§ **TASK BRIEF**
Pull every line holding the string "occurrence" from the records below.

Entries from a visual dataset

☆ ☆ ☆ ☆ ☆ ☆ ☆

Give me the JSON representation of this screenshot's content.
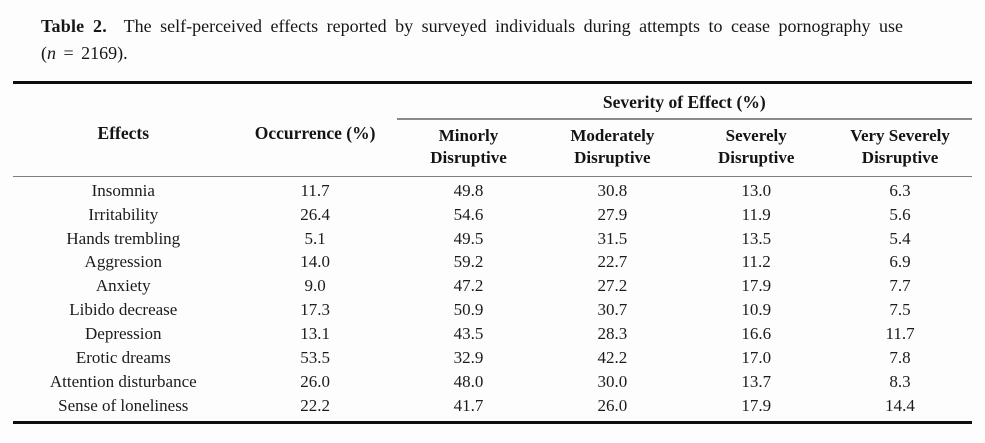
{
  "caption": {
    "label": "Table 2.",
    "text": "The self-perceived effects reported by surveyed individuals during attempts to cease pornography use (",
    "n_var": "n",
    "text_end": " = 2169)."
  },
  "table": {
    "headers": {
      "effects": "Effects",
      "occurrence": "Occurrence (%)",
      "severity_group": "Severity of Effect (%)",
      "severity_levels": [
        "Minorly Disruptive",
        "Moderately Disruptive",
        "Severely Disruptive",
        "Very Severely Disruptive"
      ]
    },
    "rows": [
      {
        "effect": "Insomnia",
        "occurrence": "11.7",
        "severity": [
          "49.8",
          "30.8",
          "13.0",
          "6.3"
        ]
      },
      {
        "effect": "Irritability",
        "occurrence": "26.4",
        "severity": [
          "54.6",
          "27.9",
          "11.9",
          "5.6"
        ]
      },
      {
        "effect": "Hands trembling",
        "occurrence": "5.1",
        "severity": [
          "49.5",
          "31.5",
          "13.5",
          "5.4"
        ]
      },
      {
        "effect": "Aggression",
        "occurrence": "14.0",
        "severity": [
          "59.2",
          "22.7",
          "11.2",
          "6.9"
        ]
      },
      {
        "effect": "Anxiety",
        "occurrence": "9.0",
        "severity": [
          "47.2",
          "27.2",
          "17.9",
          "7.7"
        ]
      },
      {
        "effect": "Libido decrease",
        "occurrence": "17.3",
        "severity": [
          "50.9",
          "30.7",
          "10.9",
          "7.5"
        ]
      },
      {
        "effect": "Depression",
        "occurrence": "13.1",
        "severity": [
          "43.5",
          "28.3",
          "16.6",
          "11.7"
        ]
      },
      {
        "effect": "Erotic dreams",
        "occurrence": "53.5",
        "severity": [
          "32.9",
          "42.2",
          "17.0",
          "7.8"
        ]
      },
      {
        "effect": "Attention disturbance",
        "occurrence": "26.0",
        "severity": [
          "48.0",
          "30.0",
          "13.7",
          "8.3"
        ]
      },
      {
        "effect": "Sense of loneliness",
        "occurrence": "22.2",
        "severity": [
          "41.7",
          "26.0",
          "17.9",
          "14.4"
        ]
      }
    ],
    "colors": {
      "thick_rule": "#0e0e0e",
      "thin_rule": "#7f7f7f",
      "text": "#1b1b1b"
    }
  }
}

☆ ☆ ☆ ☆ ☆ ☆ ☆

§ **ANSWER IN FULL**
      "occurrence": "Occurrence (%)",
        "occurrence": "11.7",
        "occurrence": "26.4",
        "occurrence": "5.1",
        "occurrence": "14.0",
        "occurrence": "9.0",
        "occurrence": "17.3",
        "occurrence": "13.1",
        "occurrence": "53.5",
        "occurrence": "26.0",
        "occurrence": "22.2",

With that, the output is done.